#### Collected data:
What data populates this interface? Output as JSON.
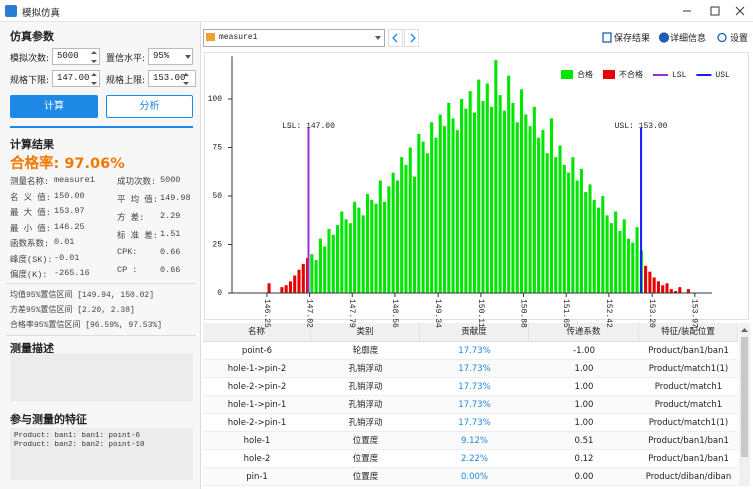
{
  "window": {
    "title": "模拟仿真"
  },
  "params": {
    "title": "仿真参数",
    "fields": [
      {
        "label": "模拟次数:",
        "value": "5000"
      },
      {
        "label": "置信水平:",
        "value": "95%"
      },
      {
        "label": "规格下限:",
        "value": "147.00"
      },
      {
        "label": "规格上限:",
        "value": "153.00"
      }
    ],
    "buttons": [
      "计算",
      "分析"
    ]
  },
  "results": {
    "title": "计算结果",
    "pass_rate": "合格率: 97.06%",
    "stats_left": [
      {
        "label": "测量名称:",
        "value": "measure1"
      },
      {
        "label": "名 义 值:",
        "value": "150.00"
      },
      {
        "label": "最 大 值:",
        "value": "153.97"
      },
      {
        "label": "最 小 值:",
        "value": "146.25"
      },
      {
        "label": "函数系数:",
        "value": "0.01"
      },
      {
        "label": "峰度(SK):",
        "value": "-0.01"
      },
      {
        "label": "偏度(K):",
        "value": "-265.16"
      }
    ],
    "stats_right": [
      {
        "label": "成功次数:",
        "value": "5000"
      },
      {
        "label": "平 均 值:",
        "value": "149.98"
      },
      {
        "label": "方   差:",
        "value": "2.29"
      },
      {
        "label": "标 准 差:",
        "value": "1.51"
      },
      {
        "label": "CPK:",
        "value": "0.66"
      },
      {
        "label": "CP :",
        "value": "0.66"
      }
    ],
    "intervals": [
      "均值95%置信区间 [149.94, 150.02]",
      "方差95%置信区间 [2.20, 2.38]",
      "合格率95%置信区间 [96.59%, 97.53%]"
    ]
  },
  "description": {
    "title": "测量描述"
  },
  "features": {
    "title": "参与测量的特征",
    "lines": [
      "Product: ban1: ban1: point-6",
      "Product: ban2: ban2: point-10"
    ]
  },
  "toolbar": {
    "measure": "measure1",
    "buttons": [
      "保存结果",
      "详细信息",
      "设置"
    ]
  },
  "chart_data": {
    "type": "histogram",
    "bins": [
      146.25,
      146.3272,
      146.4044,
      146.4816,
      146.5588,
      146.636,
      146.7132,
      146.7904,
      146.8676,
      146.9448,
      147.022,
      147.0992,
      147.1764,
      147.2536,
      147.3308,
      147.408,
      147.4852,
      147.5624,
      147.6396,
      147.7168,
      147.794,
      147.8712,
      147.9484,
      148.0256,
      148.1028,
      148.18,
      148.2572,
      148.3344,
      148.4116,
      148.4888,
      148.566,
      148.6432,
      148.7204,
      148.7976,
      148.8748,
      148.952,
      149.0292,
      149.1064,
      149.1836,
      149.2608,
      149.338,
      149.4152,
      149.4924,
      149.5696,
      149.6468,
      149.724,
      149.8012,
      149.8784,
      149.9556,
      150.0328,
      150.11,
      150.1872,
      150.2644,
      150.3416,
      150.4188,
      150.496,
      150.5732,
      150.6504,
      150.7276,
      150.8048,
      150.882,
      150.9592,
      151.0364,
      151.1136,
      151.1908,
      151.268,
      151.3452,
      151.4224,
      151.4996,
      151.5768,
      151.654,
      151.7312,
      151.8084,
      151.8856,
      151.9628,
      152.04,
      152.1172,
      152.1944,
      152.2716,
      152.3488,
      152.426,
      152.5032,
      152.5804,
      152.6576,
      152.7348,
      152.812,
      152.8892,
      152.9664,
      153.0436,
      153.1208,
      153.198,
      153.2752,
      153.3524,
      153.4296,
      153.5068,
      153.584,
      153.6612,
      153.7384,
      153.8156,
      153.8928,
      153.97
    ],
    "series": [
      {
        "name": "合格",
        "color": "#00e600",
        "values": [
          0,
          0,
          0,
          0,
          0,
          0,
          0,
          0,
          0,
          0,
          20,
          17,
          28,
          24,
          33,
          30,
          35,
          42,
          38,
          36,
          47,
          44,
          40,
          51,
          48,
          46,
          58,
          47,
          55,
          62,
          58,
          70,
          66,
          75,
          60,
          82,
          78,
          72,
          88,
          80,
          92,
          86,
          98,
          90,
          84,
          100,
          95,
          104,
          93,
          110,
          99,
          108,
          96,
          120,
          102,
          94,
          112,
          98,
          88,
          105,
          92,
          86,
          96,
          80,
          84,
          72,
          90,
          70,
          76,
          66,
          62,
          70,
          58,
          64,
          52,
          56,
          48,
          44,
          50,
          40,
          36,
          42,
          32,
          38,
          28,
          26,
          34,
          22,
          0,
          0,
          0,
          0,
          0,
          0,
          0,
          0,
          0,
          0,
          0,
          0
        ]
      },
      {
        "name": "不合格",
        "color": "#e60000",
        "values": [
          5,
          0,
          0,
          3,
          4,
          6,
          9,
          12,
          15,
          18,
          0,
          0,
          0,
          0,
          0,
          0,
          0,
          0,
          0,
          0,
          0,
          0,
          0,
          0,
          0,
          0,
          0,
          0,
          0,
          0,
          0,
          0,
          0,
          0,
          0,
          0,
          0,
          0,
          0,
          0,
          0,
          0,
          0,
          0,
          0,
          0,
          0,
          0,
          0,
          0,
          0,
          0,
          0,
          0,
          0,
          0,
          0,
          0,
          0,
          0,
          0,
          0,
          0,
          0,
          0,
          0,
          0,
          0,
          0,
          0,
          0,
          0,
          0,
          0,
          0,
          0,
          0,
          0,
          0,
          0,
          0,
          0,
          0,
          0,
          0,
          0,
          0,
          0,
          14,
          11,
          8,
          6,
          4,
          5,
          2,
          1,
          3,
          0,
          2,
          0
        ]
      }
    ],
    "spec_lines": [
      {
        "name": "LSL",
        "value": 147.0,
        "label": "LSL: 147.00",
        "color": "#9b30d9"
      },
      {
        "name": "USL",
        "value": 153.0,
        "label": "USL: 153.00",
        "color": "#1a1aff"
      }
    ],
    "xlim": [
      145.62,
      154.28
    ],
    "ylim": [
      0,
      122
    ],
    "xticks": [
      146.25,
      147.02,
      147.79,
      148.56,
      149.34,
      150.11,
      150.88,
      151.65,
      152.42,
      {
        "value": 153.2,
        "label": "153.20"
      },
      153.97
    ],
    "yticks": [
      0,
      25,
      50,
      75,
      100
    ],
    "grid": false,
    "legend": "upper right"
  },
  "table": {
    "columns": [
      "名称",
      "类别",
      "贡献度",
      "传递系数",
      "特征/装配位置"
    ],
    "rows": [
      [
        "point-6",
        "轮廓度",
        "17.73%",
        "-1.00",
        "Product/ban1/ban1"
      ],
      [
        "hole-1->pin-2",
        "孔销浮动",
        "17.73%",
        "1.00",
        "Product/match1(1)"
      ],
      [
        "hole-2->pin-2",
        "孔销浮动",
        "17.73%",
        "1.00",
        "Product/match1"
      ],
      [
        "hole-1->pin-1",
        "孔销浮动",
        "17.73%",
        "1.00",
        "Product/match1"
      ],
      [
        "hole-2->pin-1",
        "孔销浮动",
        "17.73%",
        "1.00",
        "Product/match1(1)"
      ],
      [
        "hole-1",
        "位置度",
        "9.12%",
        "0.51",
        "Product/ban1/ban1"
      ],
      [
        "hole-2",
        "位置度",
        "2.22%",
        "0.12",
        "Product/ban1/ban1"
      ],
      [
        "pin-1",
        "位置度",
        "0.00%",
        "0.00",
        "Product/diban/diban"
      ]
    ]
  }
}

#### Task description:
Your task is to repeat the data above exactly while excluding the pictures.

#### Written answer:
What data populates this interface? Output as JSON.
{
  "window": {
    "title": "模拟仿真"
  },
  "params": {
    "title": "仿真参数",
    "fields": [
      {
        "label": "模拟次数:",
        "value": "5000"
      },
      {
        "label": "置信水平:",
        "value": "95%"
      },
      {
        "label": "规格下限:",
        "value": "147.00"
      },
      {
        "label": "规格上限:",
        "value": "153.00"
      }
    ],
    "buttons": [
      "计算",
      "分析"
    ]
  },
  "results": {
    "title": "计算结果",
    "pass_rate": "合格率: 97.06%",
    "stats_left": [
      {
        "label": "测量名称:",
        "value": "measure1"
      },
      {
        "label": "名 义 值:",
        "value": "150.00"
      },
      {
        "label": "最 大 值:",
        "value": "153.97"
      },
      {
        "label": "最 小 值:",
        "value": "146.25"
      },
      {
        "label": "函数系数:",
        "value": "0.01"
      },
      {
        "label": "峰度(SK):",
        "value": "-0.01"
      },
      {
        "label": "偏度(K):",
        "value": "-265.16"
      }
    ],
    "stats_right": [
      {
        "label": "成功次数:",
        "value": "5000"
      },
      {
        "label": "平 均 值:",
        "value": "149.98"
      },
      {
        "label": "方   差:",
        "value": "2.29"
      },
      {
        "label": "标 准 差:",
        "value": "1.51"
      },
      {
        "label": "CPK:",
        "value": "0.66"
      },
      {
        "label": "CP :",
        "value": "0.66"
      }
    ],
    "intervals": [
      "均值95%置信区间 [149.94, 150.02]",
      "方差95%置信区间 [2.20, 2.38]",
      "合格率95%置信区间 [96.59%, 97.53%]"
    ]
  },
  "description": {
    "title": "测量描述"
  },
  "features": {
    "title": "参与测量的特征",
    "lines": [
      "Product: ban1: ban1: point-6",
      "Product: ban2: ban2: point-10"
    ]
  },
  "toolbar": {
    "measure": "measure1",
    "buttons": [
      "保存结果",
      "详细信息",
      "设置"
    ]
  },
  "chart_data": {
    "type": "histogram",
    "bins": [
      146.25,
      146.3272,
      146.4044,
      146.4816,
      146.5588,
      146.636,
      146.7132,
      146.7904,
      146.8676,
      146.9448,
      147.022,
      147.0992,
      147.1764,
      147.2536,
      147.3308,
      147.408,
      147.4852,
      147.5624,
      147.6396,
      147.7168,
      147.794,
      147.8712,
      147.9484,
      148.0256,
      148.1028,
      148.18,
      148.2572,
      148.3344,
      148.4116,
      148.4888,
      148.566,
      148.6432,
      148.7204,
      148.7976,
      148.8748,
      148.952,
      149.0292,
      149.1064,
      149.1836,
      149.2608,
      149.338,
      149.4152,
      149.4924,
      149.5696,
      149.6468,
      149.724,
      149.8012,
      149.8784,
      149.9556,
      150.0328,
      150.11,
      150.1872,
      150.2644,
      150.3416,
      150.4188,
      150.496,
      150.5732,
      150.6504,
      150.7276,
      150.8048,
      150.882,
      150.9592,
      151.0364,
      151.1136,
      151.1908,
      151.268,
      151.3452,
      151.4224,
      151.4996,
      151.5768,
      151.654,
      151.7312,
      151.8084,
      151.8856,
      151.9628,
      152.04,
      152.1172,
      152.1944,
      152.2716,
      152.3488,
      152.426,
      152.5032,
      152.5804,
      152.6576,
      152.7348,
      152.812,
      152.8892,
      152.9664,
      153.0436,
      153.1208,
      153.198,
      153.2752,
      153.3524,
      153.4296,
      153.5068,
      153.584,
      153.6612,
      153.7384,
      153.8156,
      153.8928,
      153.97
    ],
    "series": [
      {
        "name": "合格",
        "color": "#00e600",
        "values": [
          0,
          0,
          0,
          0,
          0,
          0,
          0,
          0,
          0,
          0,
          20,
          17,
          28,
          24,
          33,
          30,
          35,
          42,
          38,
          36,
          47,
          44,
          40,
          51,
          48,
          46,
          58,
          47,
          55,
          62,
          58,
          70,
          66,
          75,
          60,
          82,
          78,
          72,
          88,
          80,
          92,
          86,
          98,
          90,
          84,
          100,
          95,
          104,
          93,
          110,
          99,
          108,
          96,
          120,
          102,
          94,
          112,
          98,
          88,
          105,
          92,
          86,
          96,
          80,
          84,
          72,
          90,
          70,
          76,
          66,
          62,
          70,
          58,
          64,
          52,
          56,
          48,
          44,
          50,
          40,
          36,
          42,
          32,
          38,
          28,
          26,
          34,
          22,
          0,
          0,
          0,
          0,
          0,
          0,
          0,
          0,
          0,
          0,
          0,
          0
        ]
      },
      {
        "name": "不合格",
        "color": "#e60000",
        "values": [
          5,
          0,
          0,
          3,
          4,
          6,
          9,
          12,
          15,
          18,
          0,
          0,
          0,
          0,
          0,
          0,
          0,
          0,
          0,
          0,
          0,
          0,
          0,
          0,
          0,
          0,
          0,
          0,
          0,
          0,
          0,
          0,
          0,
          0,
          0,
          0,
          0,
          0,
          0,
          0,
          0,
          0,
          0,
          0,
          0,
          0,
          0,
          0,
          0,
          0,
          0,
          0,
          0,
          0,
          0,
          0,
          0,
          0,
          0,
          0,
          0,
          0,
          0,
          0,
          0,
          0,
          0,
          0,
          0,
          0,
          0,
          0,
          0,
          0,
          0,
          0,
          0,
          0,
          0,
          0,
          0,
          0,
          0,
          0,
          0,
          0,
          0,
          0,
          14,
          11,
          8,
          6,
          4,
          5,
          2,
          1,
          3,
          0,
          2,
          0
        ]
      }
    ],
    "spec_lines": [
      {
        "name": "LSL",
        "value": 147.0,
        "label": "LSL: 147.00",
        "color": "#9b30d9"
      },
      {
        "name": "USL",
        "value": 153.0,
        "label": "USL: 153.00",
        "color": "#1a1aff"
      }
    ],
    "xlim": [
      145.62,
      154.28
    ],
    "ylim": [
      0,
      122
    ],
    "xticks": [
      146.25,
      147.02,
      147.79,
      148.56,
      149.34,
      150.11,
      150.88,
      151.65,
      152.42,
      {
        "value": 153.2,
        "label": "153.20"
      },
      153.97
    ],
    "yticks": [
      0,
      25,
      50,
      75,
      100
    ],
    "grid": false,
    "legend": "upper right"
  },
  "table": {
    "columns": [
      "名称",
      "类别",
      "贡献度",
      "传递系数",
      "特征/装配位置"
    ],
    "rows": [
      [
        "point-6",
        "轮廓度",
        "17.73%",
        "-1.00",
        "Product/ban1/ban1"
      ],
      [
        "hole-1->pin-2",
        "孔销浮动",
        "17.73%",
        "1.00",
        "Product/match1(1)"
      ],
      [
        "hole-2->pin-2",
        "孔销浮动",
        "17.73%",
        "1.00",
        "Product/match1"
      ],
      [
        "hole-1->pin-1",
        "孔销浮动",
        "17.73%",
        "1.00",
        "Product/match1"
      ],
      [
        "hole-2->pin-1",
        "孔销浮动",
        "17.73%",
        "1.00",
        "Product/match1(1)"
      ],
      [
        "hole-1",
        "位置度",
        "9.12%",
        "0.51",
        "Product/ban1/ban1"
      ],
      [
        "hole-2",
        "位置度",
        "2.22%",
        "0.12",
        "Product/ban1/ban1"
      ],
      [
        "pin-1",
        "位置度",
        "0.00%",
        "0.00",
        "Product/diban/diban"
      ]
    ]
  }
}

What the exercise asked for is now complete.